*Problem requirements:*
Drop the pictures from the entries below, then reproduce the rest exactly.

(Records from a data collection)
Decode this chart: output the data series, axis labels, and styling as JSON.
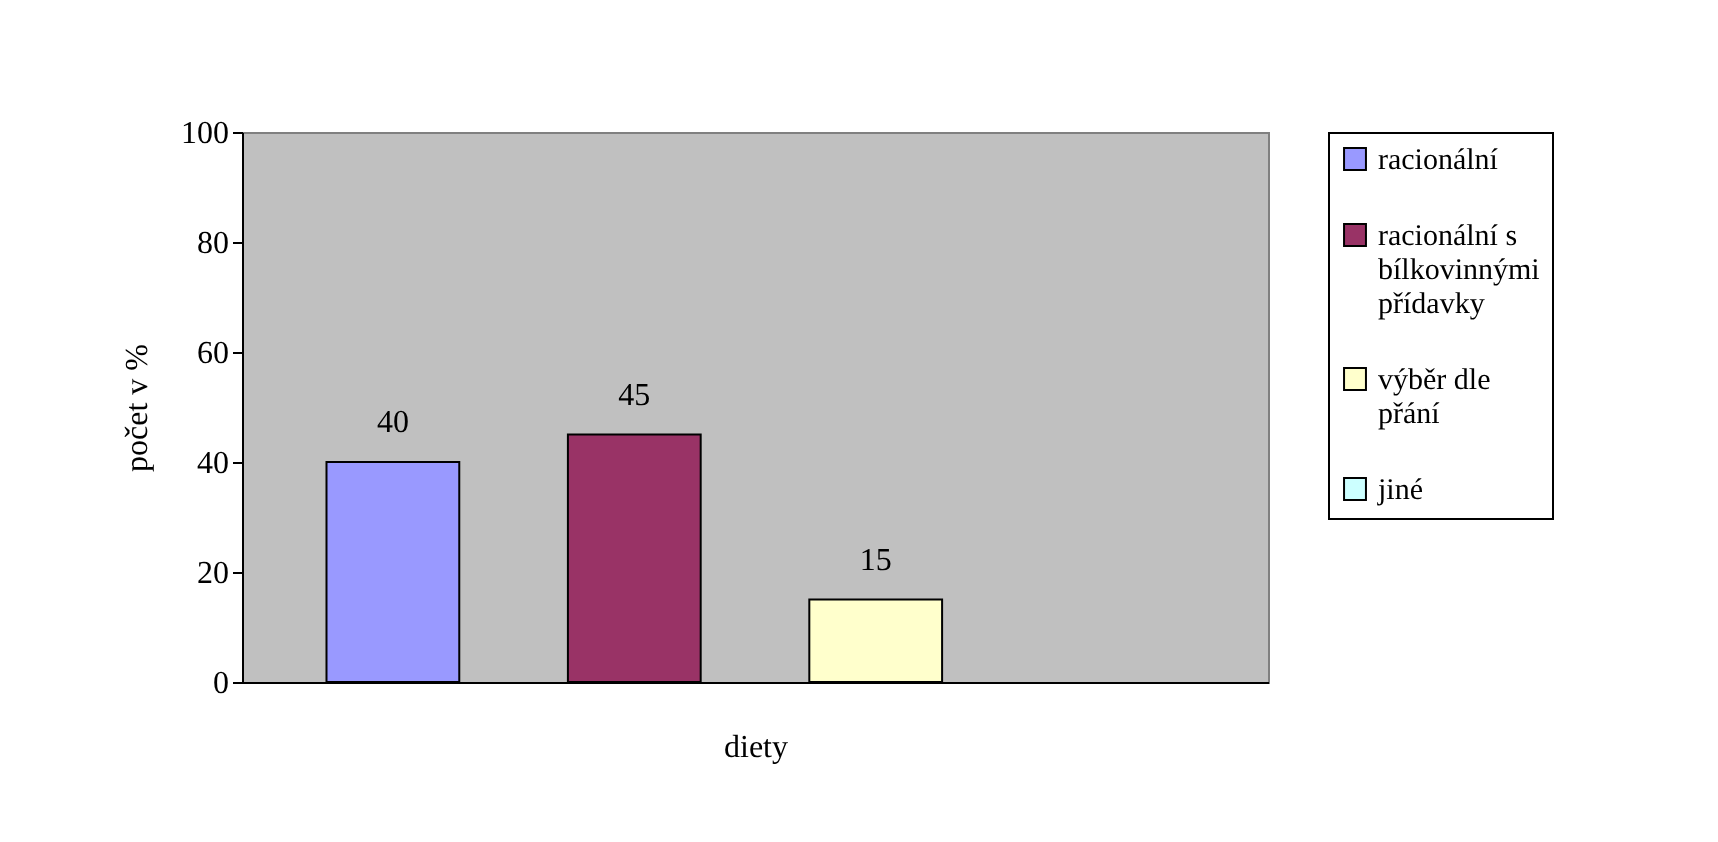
{
  "chart_data": {
    "type": "bar",
    "xlabel": "diety",
    "ylabel": "počet v %",
    "categories": [
      null
    ],
    "series": [
      {
        "name": "racionální",
        "color": "#9999ff",
        "values": [
          40
        ]
      },
      {
        "name": "racionální s bílkovinnými přídavky",
        "color": "#993366",
        "values": [
          45
        ]
      },
      {
        "name": "výběr dle přání",
        "color": "#ffffcc",
        "values": [
          15
        ]
      },
      {
        "name": "jiné",
        "color": "#ccffff",
        "values": [
          null
        ]
      }
    ],
    "ylim": [
      0,
      100
    ],
    "yticks": [
      0,
      20,
      40,
      60,
      80,
      100
    ],
    "grid": false,
    "legend": "right",
    "data_labels": true
  }
}
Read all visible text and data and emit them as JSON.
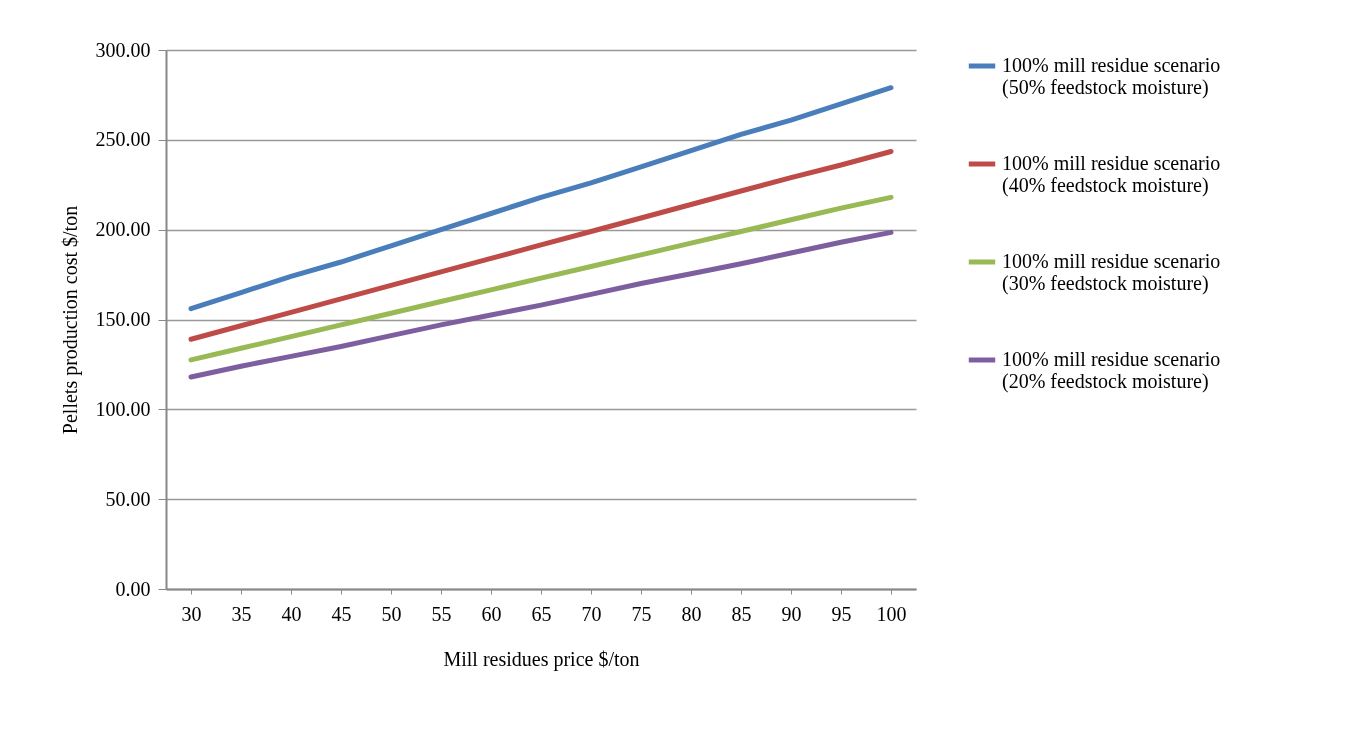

*Task answer:*
Decode this chart: output the data series, axis labels, and styling as JSON.
{
  "chart_data": {
    "type": "bar",
    "xlabel": "diety",
    "ylabel": "počet v %",
    "categories": [
      null
    ],
    "series": [
      {
        "name": "racionální",
        "color": "#9999ff",
        "values": [
          40
        ]
      },
      {
        "name": "racionální s bílkovinnými přídavky",
        "color": "#993366",
        "values": [
          45
        ]
      },
      {
        "name": "výběr dle přání",
        "color": "#ffffcc",
        "values": [
          15
        ]
      },
      {
        "name": "jiné",
        "color": "#ccffff",
        "values": [
          null
        ]
      }
    ],
    "ylim": [
      0,
      100
    ],
    "yticks": [
      0,
      20,
      40,
      60,
      80,
      100
    ],
    "grid": false,
    "legend": "right",
    "data_labels": true
  }
}
Read all visible text and data and emit them as JSON.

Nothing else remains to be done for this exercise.